Material for the task.
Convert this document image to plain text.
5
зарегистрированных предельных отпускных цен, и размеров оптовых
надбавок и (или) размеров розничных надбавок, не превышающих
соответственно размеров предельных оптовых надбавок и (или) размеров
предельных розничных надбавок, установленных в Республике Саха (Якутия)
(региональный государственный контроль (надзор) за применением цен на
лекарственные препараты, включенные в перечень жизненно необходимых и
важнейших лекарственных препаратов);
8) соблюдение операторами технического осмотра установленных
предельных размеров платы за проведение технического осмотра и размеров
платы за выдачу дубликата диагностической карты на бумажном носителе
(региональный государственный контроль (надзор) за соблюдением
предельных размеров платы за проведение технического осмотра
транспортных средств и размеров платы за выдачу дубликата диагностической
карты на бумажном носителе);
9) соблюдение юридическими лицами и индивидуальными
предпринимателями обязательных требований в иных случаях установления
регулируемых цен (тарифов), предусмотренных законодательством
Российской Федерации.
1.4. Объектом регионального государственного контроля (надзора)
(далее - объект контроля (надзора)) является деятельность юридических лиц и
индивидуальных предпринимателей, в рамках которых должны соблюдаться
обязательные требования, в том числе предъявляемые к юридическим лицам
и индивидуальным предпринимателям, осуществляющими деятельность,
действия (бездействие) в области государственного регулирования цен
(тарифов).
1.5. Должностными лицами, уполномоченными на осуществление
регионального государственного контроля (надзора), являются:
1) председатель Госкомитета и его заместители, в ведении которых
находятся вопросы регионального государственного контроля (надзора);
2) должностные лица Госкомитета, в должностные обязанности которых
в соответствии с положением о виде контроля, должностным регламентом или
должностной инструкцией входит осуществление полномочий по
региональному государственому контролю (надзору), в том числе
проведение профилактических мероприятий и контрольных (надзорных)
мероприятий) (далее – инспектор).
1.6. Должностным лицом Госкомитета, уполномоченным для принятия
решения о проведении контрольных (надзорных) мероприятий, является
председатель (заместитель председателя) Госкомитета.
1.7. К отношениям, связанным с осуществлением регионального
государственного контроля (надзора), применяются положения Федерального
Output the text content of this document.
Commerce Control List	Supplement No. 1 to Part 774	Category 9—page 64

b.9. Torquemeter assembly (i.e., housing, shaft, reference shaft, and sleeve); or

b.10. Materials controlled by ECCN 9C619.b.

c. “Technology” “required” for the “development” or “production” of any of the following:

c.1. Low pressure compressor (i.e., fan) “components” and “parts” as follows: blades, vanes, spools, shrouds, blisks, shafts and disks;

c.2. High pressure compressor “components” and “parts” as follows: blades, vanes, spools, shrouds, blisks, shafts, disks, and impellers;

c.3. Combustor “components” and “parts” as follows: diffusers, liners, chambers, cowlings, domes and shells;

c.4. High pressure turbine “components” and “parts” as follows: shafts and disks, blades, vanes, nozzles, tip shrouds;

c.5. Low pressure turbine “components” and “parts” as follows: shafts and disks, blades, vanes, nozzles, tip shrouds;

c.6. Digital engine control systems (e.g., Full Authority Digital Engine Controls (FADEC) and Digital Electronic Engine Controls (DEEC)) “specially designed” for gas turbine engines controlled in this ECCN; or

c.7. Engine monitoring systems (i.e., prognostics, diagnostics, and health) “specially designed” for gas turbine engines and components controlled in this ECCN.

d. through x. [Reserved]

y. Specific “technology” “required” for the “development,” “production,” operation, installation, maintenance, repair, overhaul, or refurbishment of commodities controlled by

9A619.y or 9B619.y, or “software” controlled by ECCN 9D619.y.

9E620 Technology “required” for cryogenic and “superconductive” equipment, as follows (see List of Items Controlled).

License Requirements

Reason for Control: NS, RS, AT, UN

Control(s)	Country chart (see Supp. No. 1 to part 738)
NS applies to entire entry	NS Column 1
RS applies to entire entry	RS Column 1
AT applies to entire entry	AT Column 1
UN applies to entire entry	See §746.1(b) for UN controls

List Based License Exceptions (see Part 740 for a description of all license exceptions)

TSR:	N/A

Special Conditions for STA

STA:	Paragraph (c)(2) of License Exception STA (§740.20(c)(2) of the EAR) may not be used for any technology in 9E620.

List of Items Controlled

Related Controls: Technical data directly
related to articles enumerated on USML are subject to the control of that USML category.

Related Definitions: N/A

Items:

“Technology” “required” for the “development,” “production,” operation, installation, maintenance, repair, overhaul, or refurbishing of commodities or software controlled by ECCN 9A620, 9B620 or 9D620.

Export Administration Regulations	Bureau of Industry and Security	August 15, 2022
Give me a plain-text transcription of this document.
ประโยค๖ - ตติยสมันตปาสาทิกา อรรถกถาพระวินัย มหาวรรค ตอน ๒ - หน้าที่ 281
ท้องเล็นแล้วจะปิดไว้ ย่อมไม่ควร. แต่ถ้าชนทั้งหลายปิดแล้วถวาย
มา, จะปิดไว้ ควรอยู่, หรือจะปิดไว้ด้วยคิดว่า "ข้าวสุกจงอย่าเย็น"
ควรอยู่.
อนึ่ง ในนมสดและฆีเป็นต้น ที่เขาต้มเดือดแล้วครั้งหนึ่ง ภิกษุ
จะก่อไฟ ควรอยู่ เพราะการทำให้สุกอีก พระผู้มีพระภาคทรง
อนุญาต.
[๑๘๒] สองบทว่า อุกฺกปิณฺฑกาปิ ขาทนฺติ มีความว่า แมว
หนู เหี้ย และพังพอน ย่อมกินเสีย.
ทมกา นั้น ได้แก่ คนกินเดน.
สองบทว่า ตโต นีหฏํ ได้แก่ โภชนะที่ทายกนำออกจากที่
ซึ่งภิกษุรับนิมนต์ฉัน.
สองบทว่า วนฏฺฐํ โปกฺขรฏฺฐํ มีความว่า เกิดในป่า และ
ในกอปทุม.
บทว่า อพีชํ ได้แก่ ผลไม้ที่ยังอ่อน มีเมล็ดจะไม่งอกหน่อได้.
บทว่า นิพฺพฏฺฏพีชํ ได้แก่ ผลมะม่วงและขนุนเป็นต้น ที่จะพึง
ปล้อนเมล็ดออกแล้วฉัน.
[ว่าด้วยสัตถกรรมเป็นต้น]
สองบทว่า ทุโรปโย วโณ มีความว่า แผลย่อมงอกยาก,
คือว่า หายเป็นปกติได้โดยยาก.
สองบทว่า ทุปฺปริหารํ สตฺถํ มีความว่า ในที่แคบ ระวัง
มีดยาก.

Directions. Please output the complete data exactly.

Task solution.
Convert this document image to plain text.
5
зарегистрированных предельных отпускных цен, и размеров оптовых
надбавок и (или) размеров розничных надбавок, не превышающих
соответственно размеров предельных оптовых надбавок и (или) размеров
предельных розничных надбавок, установленных в Республике Саха (Якутия)
(региональный государственный контроль (надзор) за применением цен на
лекарственные препараты, включенные в перечень жизненно необходимых и
важнейших лекарственных препаратов);
8) соблюдение операторами технического осмотра установленных
предельных размеров платы за проведение технического осмотра и размеров
платы за выдачу дубликата диагностической карты на бумажном носителе
(региональный государственный контроль (надзор) за соблюдением
предельных размеров платы за проведение технического осмотра
транспортных средств и размеров платы за выдачу дубликата диагностической
карты на бумажном носителе);
9) соблюдение юридическими лицами и индивидуальными
предпринимателями обязательных требований в иных случаях установления
регулируемых цен (тарифов), предусмотренных законодательством
Российской Федерации.
1.4. Объектом регионального государственного контроля (надзора)
(далее - объект контроля (надзора)) является деятельность юридических лиц и
индивидуальных предпринимателей, в рамках которых должны соблюдаться
обязательные требования, в том числе предъявляемые к юридическим лицам
и индивидуальным предпринимателям, осуществляющими деятельность,
действия (бездействие) в области государственного регулирования цен
(тарифов).
1.5. Должностными лицами, уполномоченными на осуществление
регионального государственного контроля (надзора), являются:
1) председатель Госкомитета и его заместители, в ведении которых
находятся вопросы регионального государственного контроля (надзора);
2) должностные лица Госкомитета, в должностные обязанности которых
в соответствии с положением о виде контроля, должностным регламентом или
должностной инструкцией входит осуществление полномочий по
региональному государственому контролю (надзору), в том числе
проведение профилактических мероприятий и контрольных (надзорных)
мероприятий) (далее – инспектор).
1.6. Должностным лицом Госкомитета, уполномоченным для принятия
решения о проведении контрольных (надзорных) мероприятий, является
председатель (заместитель председателя) Госкомитета.
1.7. К отношениям, связанным с осуществлением регионального
государственного контроля (надзора), применяются положения Федерального
Output the text content of this document.
Commerce Control List	Supplement No. 1 to Part 774	Category 9—page 64

b.9. Torquemeter assembly (i.e., housing, shaft, reference shaft, and sleeve); or

b.10. Materials controlled by ECCN 9C619.b.

c. “Technology” “required” for the “development” or “production” of any of the following:

c.1. Low pressure compressor (i.e., fan) “components” and “parts” as follows: blades, vanes, spools, shrouds, blisks, shafts and disks;

c.2. High pressure compressor “components” and “parts” as follows: blades, vanes, spools, shrouds, blisks, shafts, disks, and impellers;

c.3. Combustor “components” and “parts” as follows: diffusers, liners, chambers, cowlings, domes and shells;

c.4. High pressure turbine “components” and “parts” as follows: shafts and disks, blades, vanes, nozzles, tip shrouds;

c.5. Low pressure turbine “components” and “parts” as follows: shafts and disks, blades, vanes, nozzles, tip shrouds;

c.6. Digital engine control systems (e.g., Full Authority Digital Engine Controls (FADEC) and Digital Electronic Engine Controls (DEEC)) “specially designed” for gas turbine engines controlled in this ECCN; or

c.7. Engine monitoring systems (i.e., prognostics, diagnostics, and health) “specially designed” for gas turbine engines and components controlled in this ECCN.

d. through x. [Reserved]

y. Specific “technology” “required” for the “development,” “production,” operation, installation, maintenance, repair, overhaul, or refurbishment of commodities controlled by

9A619.y or 9B619.y, or “software” controlled by ECCN 9D619.y.

9E620 Technology “required” for cryogenic and “superconductive” equipment, as follows (see List of Items Controlled).

License Requirements

Reason for Control: NS, RS, AT, UN

Control(s)	Country chart (see Supp. No. 1 to part 738)
NS applies to entire entry	NS Column 1
RS applies to entire entry	RS Column 1
AT applies to entire entry	AT Column 1
UN applies to entire entry	See §746.1(b) for UN controls

List Based License Exceptions (see Part 740 for a description of all license exceptions)

TSR:	N/A

Special Conditions for STA

STA:	Paragraph (c)(2) of License Exception STA (§740.20(c)(2) of the EAR) may not be used for any technology in 9E620.

List of Items Controlled

Related Controls: Technical data directly
related to articles enumerated on USML are subject to the control of that USML category.

Related Definitions: N/A

Items:

“Technology” “required” for the “development,” “production,” operation, installation, maintenance, repair, overhaul, or refurbishing of commodities or software controlled by ECCN 9A620, 9B620 or 9D620.

Export Administration Regulations	Bureau of Industry and Security	August 15, 2022
Give me a plain-text transcription of this document.
ประโยค๖ - ตติยสมันตปาสาทิกา อรรถกถาพระวินัย มหาวรรค ตอน ๒ - หน้าที่ 281
ท้องเล็นแล้วจะปิดไว้ ย่อมไม่ควร. แต่ถ้าชนทั้งหลายปิดแล้วถวาย
มา, จะปิดไว้ ควรอยู่, หรือจะปิดไว้ด้วยคิดว่า "ข้าวสุกจงอย่าเย็น"
ควรอยู่.
อนึ่ง ในนมสดและฆีเป็นต้น ที่เขาต้มเดือดแล้วครั้งหนึ่ง ภิกษุ
จะก่อไฟ ควรอยู่ เพราะการทำให้สุกอีก พระผู้มีพระภาคทรง
อนุญาต.
[๑๘๒] สองบทว่า อุกฺกปิณฺฑกาปิ ขาทนฺติ มีความว่า แมว
หนู เหี้ย และพังพอน ย่อมกินเสีย.
ทมกา นั้น ได้แก่ คนกินเดน.
สองบทว่า ตโต นีหฏํ ได้แก่ โภชนะที่ทายกนำออกจากที่
ซึ่งภิกษุรับนิมนต์ฉัน.
สองบทว่า วนฏฺฐํ โปกฺขรฏฺฐํ มีความว่า เกิดในป่า และ
ในกอปทุม.
บทว่า อพีชํ ได้แก่ ผลไม้ที่ยังอ่อน มีเมล็ดจะไม่งอกหน่อได้.
บทว่า นิพฺพฏฺฏพีชํ ได้แก่ ผลมะม่วงและขนุนเป็นต้น ที่จะพึง
ปล้อนเมล็ดออกแล้วฉัน.
[ว่าด้วยสัตถกรรมเป็นต้น]
สองบทว่า ทุโรปโย วโณ มีความว่า แผลย่อมงอกยาก,
คือว่า หายเป็นปกติได้โดยยาก.
สองบทว่า ทุปฺปริหารํ สตฺถํ มีความว่า ในที่แคบ ระวัง
มีดยาก.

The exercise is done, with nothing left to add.